(Stored data entries)
** Begin **
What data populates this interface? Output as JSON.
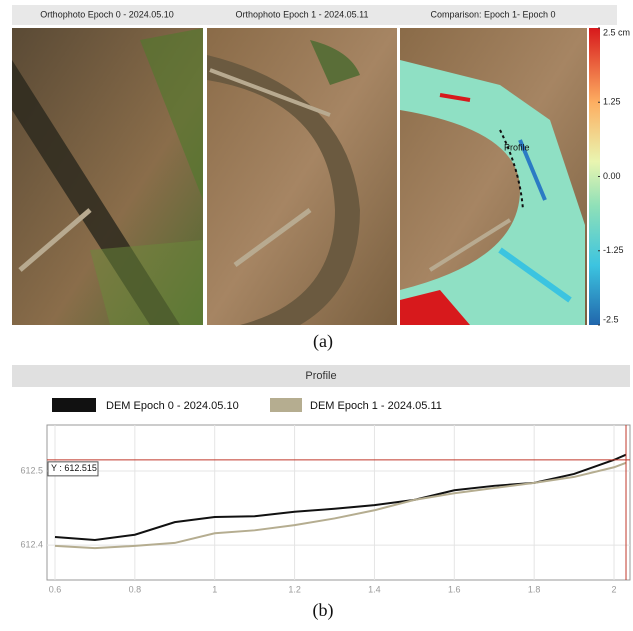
{
  "figure_a": {
    "panel_titles": [
      "Orthophoto Epoch 0 - 2024.05.10",
      "Orthophoto Epoch 1 - 2024.05.11",
      "Comparison: Epoch 1- Epoch 0"
    ],
    "map_label": "Profile",
    "colorbar": {
      "lim": [
        -2.5,
        2.5
      ],
      "ticks": [
        {
          "value": 2.5,
          "label": "2.5 cm"
        },
        1.25,
        {
          "value": 0,
          "label": "0.00"
        },
        -1.25,
        -2.5
      ]
    },
    "caption": "(a)"
  },
  "chart_data": {
    "type": "line",
    "title": "Profile",
    "x": [
      0.6,
      0.7,
      0.8,
      0.9,
      1.0,
      1.1,
      1.2,
      1.3,
      1.4,
      1.5,
      1.6,
      1.7,
      1.8,
      1.9,
      2.0,
      2.03
    ],
    "series": [
      {
        "name": "DEM Epoch 0 - 2024.05.10",
        "color": "#111111",
        "values": [
          612.411,
          612.407,
          612.414,
          612.431,
          612.438,
          612.439,
          612.445,
          612.449,
          612.454,
          612.461,
          612.474,
          612.48,
          612.484,
          612.496,
          612.515,
          612.522
        ]
      },
      {
        "name": "DEM Epoch 1 - 2024.05.11",
        "color": "#b5ad90",
        "values": [
          612.399,
          612.396,
          612.399,
          612.403,
          612.416,
          612.42,
          612.427,
          612.436,
          612.447,
          612.461,
          612.47,
          612.477,
          612.484,
          612.492,
          612.505,
          612.511
        ]
      }
    ],
    "xlim": [
      0.58,
      2.04
    ],
    "xticks": [
      0.6,
      0.8,
      1,
      1.2,
      1.4,
      1.6,
      1.8,
      2
    ],
    "ylim": [
      612.353,
      612.562
    ],
    "yticks": [
      612.4,
      612.5
    ],
    "grid": true,
    "cursor": {
      "label": "Y : 612.515",
      "y": 612.515,
      "x": 2.03
    },
    "caption": "(b)"
  }
}
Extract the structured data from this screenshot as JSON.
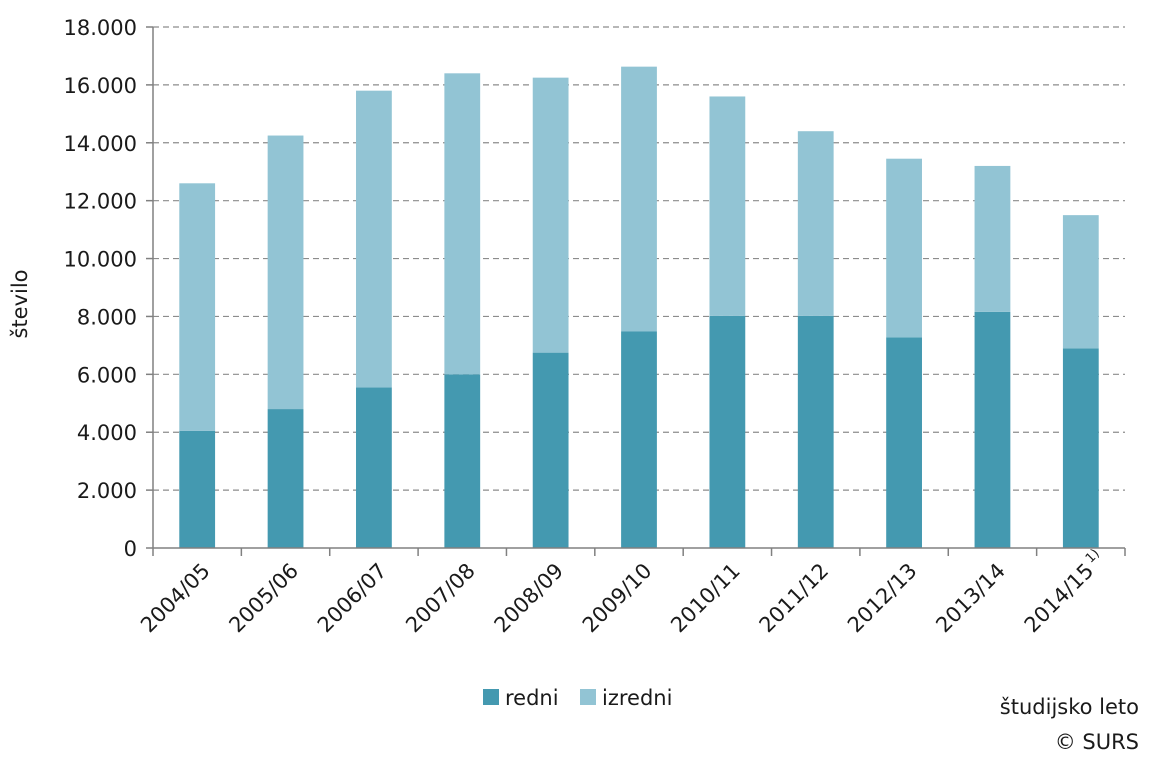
{
  "chart_data": {
    "type": "bar",
    "stacked": true,
    "categories": [
      "2004/05",
      "2005/06",
      "2006/07",
      "2007/08",
      "2008/09",
      "2009/10",
      "2010/11",
      "2011/12",
      "2012/13",
      "2013/14",
      "2014/15"
    ],
    "category_footnotes": [
      "",
      "",
      "",
      "",
      "",
      "",
      "",
      "",
      "",
      "",
      "1)"
    ],
    "series": [
      {
        "name": "redni",
        "color": "#4499b0",
        "values": [
          4050,
          4800,
          5550,
          6000,
          6750,
          7480,
          8020,
          8020,
          7280,
          8160,
          6900
        ]
      },
      {
        "name": "izredni",
        "color": "#92c4d4",
        "values": [
          8550,
          9450,
          10250,
          10400,
          9500,
          9150,
          7580,
          6380,
          6170,
          5040,
          4600
        ]
      }
    ],
    "ylabel": "število",
    "xlabel": "študijsko leto",
    "ylim": [
      0,
      18000
    ],
    "ytick_step": 2000,
    "ytick_labels": [
      "0",
      "2.000",
      "4.000",
      "6.000",
      "8.000",
      "10.000",
      "12.000",
      "14.000",
      "16.000",
      "18.000"
    ],
    "grid": true,
    "grid_style": "dashed",
    "legend_position": "bottom-center",
    "source": "© SURS"
  }
}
** End **
The problem:
Find and copy every line in the entries above where the string "Orthophoto" occurs.

The result:
      "Orthophoto Epoch 0 - 2024.05.10",
      "Orthophoto Epoch 1 - 2024.05.11",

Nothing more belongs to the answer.